_What the exercise asks_.
Tally the lines that contain the string "Documentation" and state that total without comment.

□ □ □ □

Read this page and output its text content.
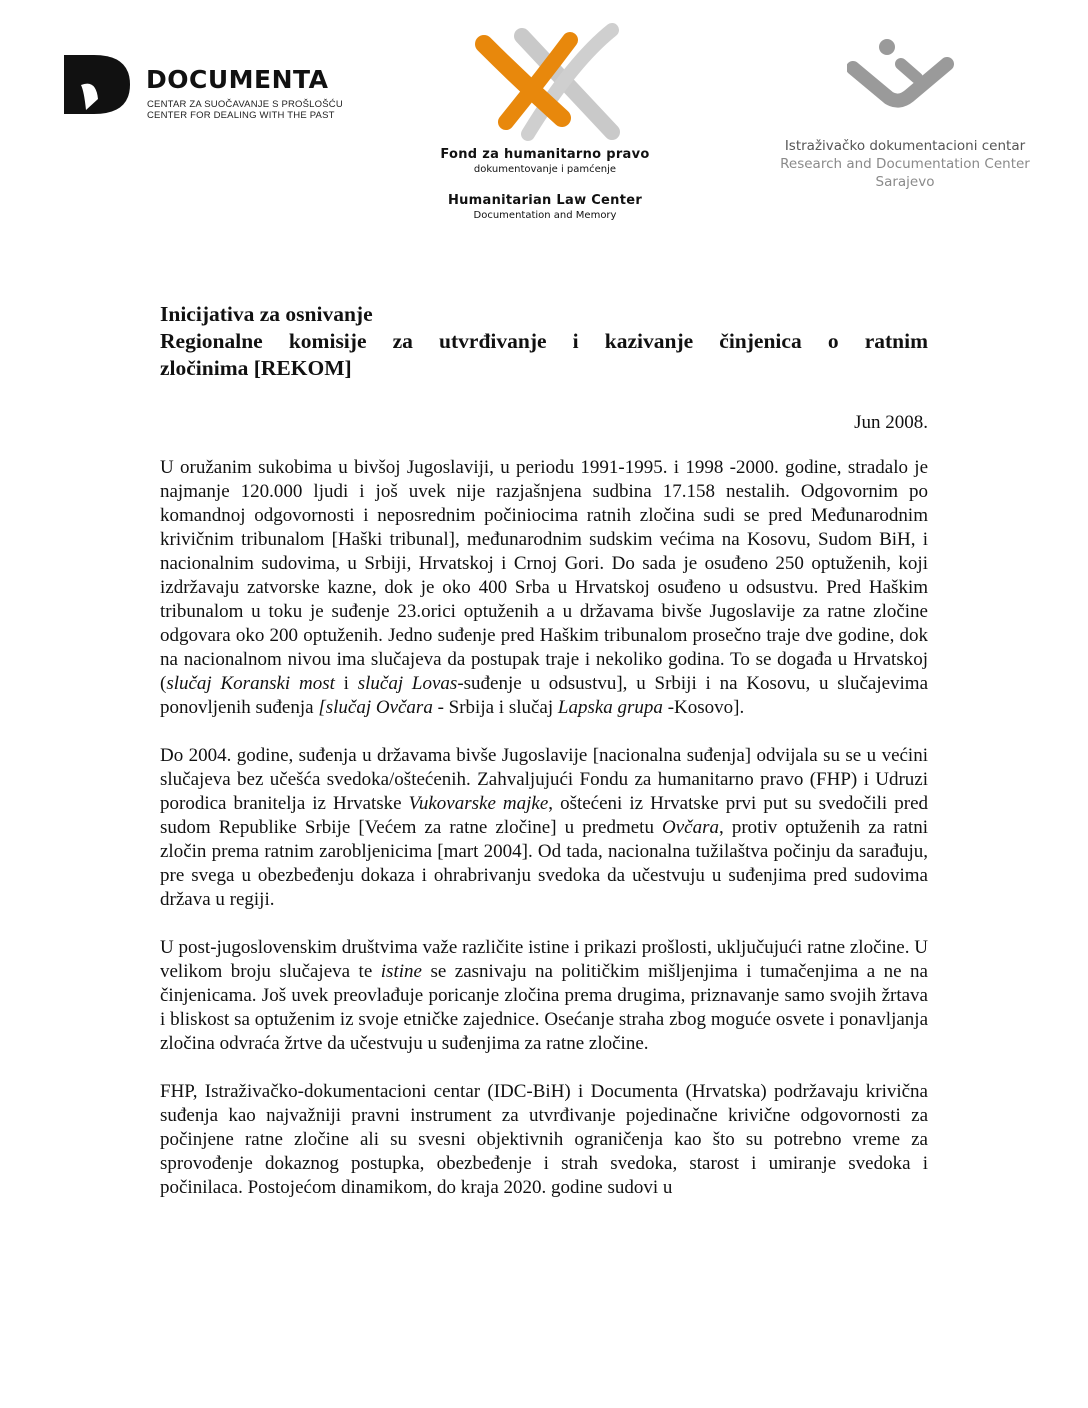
DOCUMENTA
CENTAR ZA SUOČAVANJE S PROŠLOŠĆU
CENTER FOR DEALING WITH THE PAST
Fond za humanitarno pravo
dokumentovanje i pamćenje
Humanitarian Law Center
Documentation and Memory
Istraživačko dokumentacioni centar
Research and Documentation Center
Sarajevo
Inicijativa za osnivanje
Regionalne komisije za utvrđivanje i kazivanje činjenica o ratnim
zločinima [REKOM]
Jun 2008.

U oružanim sukobima u bivšoj Jugoslaviji, u periodu 1991-1995. i 1998 -2000. godine, stradalo je najmanje 120.000 ljudi i još uvek nije razjašnjena sudbina 17.158 nestalih. Odgovornim po komandnoj odgovornosti i neposrednim počiniocima ratnih zločina sudi se pred Međunarodnim krivičnim tribunalom [Haški tribunal], međunarodnim sudskim većima na Kosovu, Sudom BiH, i nacionalnim sudovima, u Srbiji, Hrvatskoj i Crnoj Gori. Do sada je osuđeno 250 optuženih, koji izdržavaju zatvorske kazne, dok je oko 400 Srba u Hrvatskoj osuđeno u odsustvu. Pred Haškim tribunalom u toku je suđenje 23.orici optuženih a u državama bivše Jugoslavije za ratne zločine odgovara oko 200 optuženih. Jedno suđenje pred Haškim tribunalom prosečno traje dve godine, dok na nacionalnom nivou ima slučajeva da postupak traje i nekoliko godina. To se događa u Hrvatskoj (slučaj Koranski most i slučaj Lovas-suđenje u odsustvu], u Srbiji i na Kosovu, u slučajevima ponovljenih suđenja [slučaj Ovčara - Srbija i slučaj Lapska grupa -Kosovo].

Do 2004. godine, suđenja u državama bivše Jugoslavije [nacionalna suđenja] odvijala su se u većini slučajeva bez učešća svedoka/oštećenih. Zahvaljujući Fondu za humanitarno pravo (FHP) i Udruzi porodica branitelja iz Hrvatske Vukovarske majke, oštećeni iz Hrvatske prvi put su svedočili pred sudom Republike Srbije [Većem za ratne zločine] u predmetu Ovčara, protiv optuženih za ratni zločin prema ratnim zarobljenicima [mart 2004]. Od tada, nacionalna tužilaštva počinju da sarađuju, pre svega u obezbeđenju dokaza i ohrabrivanju svedoka da učestvuju u suđenjima pred sudovima država u regiji.

U post-jugoslovenskim društvima važe različite istine i prikazi prošlosti, uključujući ratne zločine. U velikom broju slučajeva te istine se zasnivaju na političkim mišljenjima i tumačenjima a ne na činjenicama. Još uvek preovlađuje poricanje zločina prema drugima, priznavanje samo svojih žrtava i bliskost sa optuženim iz svoje etničke zajednice. Osećanje straha zbog moguće osvete i ponavljanja zločina odvraća žrtve da učestvuju u suđenjima za ratne zločine.

FHP, Istraživačko-dokumentacioni centar (IDC-BiH) i Documenta (Hrvatska) podržavaju krivična suđenja kao najvažniji pravni instrument za utvrđivanje pojedinačne krivične odgovornosti za počinjene ratne zločine ali su svesni objektivnih ograničenja kao što su potrebno vreme za sprovođenje dokaznog postupka, obezbeđenje i strah svedoka, starost i umiranje svedoka i počinilaca. Postojećom dinamikom, do kraja 2020. godine sudovi u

□ □ □ □

_Exercise answer_.
2